:: Document excerpt

The Role of Exercise in Weight Loss
Mathematically you can design an exercise schedule for yourself that burns enough calories to lose 1 to 2 pounds a week. While this works on paper, the level of exercise commitment such a regimen requires is not sustainable for the vast majority of people, especially if it is started all at once. Several panels of experts have looked at all of the evidence and reached the conclusion that while exercise is extremely important, it does not lead to significant weight loss on its own.
This does not mean that it is a waste of time to exercise. Exercise is one of the healthiest things that you can do for yourself. Even a moderate activity like walking for thirty minutes every day at a comfortable pace will burn an additional 200 calories. True, this is not enough activity to cause a dramatic drop in your weight, but it will give your weight loss a boost. Additionally, the few hundred calories that are burned with regular physical activity compensate for adding a bit more food to the eating plan during weight loss. That can make the difference between a diet that feels as if it’s depriving and a weight-loss program that is livable.

::::

▶ [Work item A] According to the passage on exercise and weight loss, how many extra calories does walking thirty minutes every day at a comfortable pace burn?
▶ [Work item B] Carry on the passage on exercise and weight loss, starting after its final sentence.
The rows that follow are not needed.

:: Extracted material

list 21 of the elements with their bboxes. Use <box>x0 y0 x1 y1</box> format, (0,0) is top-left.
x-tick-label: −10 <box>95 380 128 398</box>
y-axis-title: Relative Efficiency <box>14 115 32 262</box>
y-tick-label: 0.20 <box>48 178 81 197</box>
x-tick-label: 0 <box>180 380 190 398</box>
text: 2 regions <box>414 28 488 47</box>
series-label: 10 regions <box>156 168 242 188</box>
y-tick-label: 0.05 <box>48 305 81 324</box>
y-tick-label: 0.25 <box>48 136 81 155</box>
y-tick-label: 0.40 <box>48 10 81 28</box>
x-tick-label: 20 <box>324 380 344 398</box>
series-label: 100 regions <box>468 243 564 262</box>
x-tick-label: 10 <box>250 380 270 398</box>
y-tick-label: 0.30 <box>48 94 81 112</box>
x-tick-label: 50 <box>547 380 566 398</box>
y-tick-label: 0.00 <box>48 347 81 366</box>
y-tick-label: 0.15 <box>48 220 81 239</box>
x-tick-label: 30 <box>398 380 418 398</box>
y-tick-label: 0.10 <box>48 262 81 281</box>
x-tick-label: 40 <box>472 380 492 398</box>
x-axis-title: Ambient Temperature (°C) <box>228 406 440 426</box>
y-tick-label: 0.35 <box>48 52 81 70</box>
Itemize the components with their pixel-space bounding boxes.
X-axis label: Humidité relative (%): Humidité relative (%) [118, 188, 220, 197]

::::

▶ [Exercise result A] An additional 200 calories.

▶ [Exercise result B]
It is important to have realistic expectations about what exercise can and cannot do for weight loss. During the early days and weeks of weight loss, scheduling exercise is a way to help organize the day. About 200 to 300 calories burned during exercise can give weight loss a bit of a push. Exercise also helps boost mood and helps control stress, as noted earlier in the chapter. At a time when living a healthier lifestyle is foremost in your mind, physical activity can be a bright spot in the day.
So watch out for the trap in thinking that exercise alone will be enough for weight loss—that is a setup for disappointment. People who expect a lot of weight loss from exercise alone may become so discouraged that they give up their goal of losing weight or stop exercising altogether.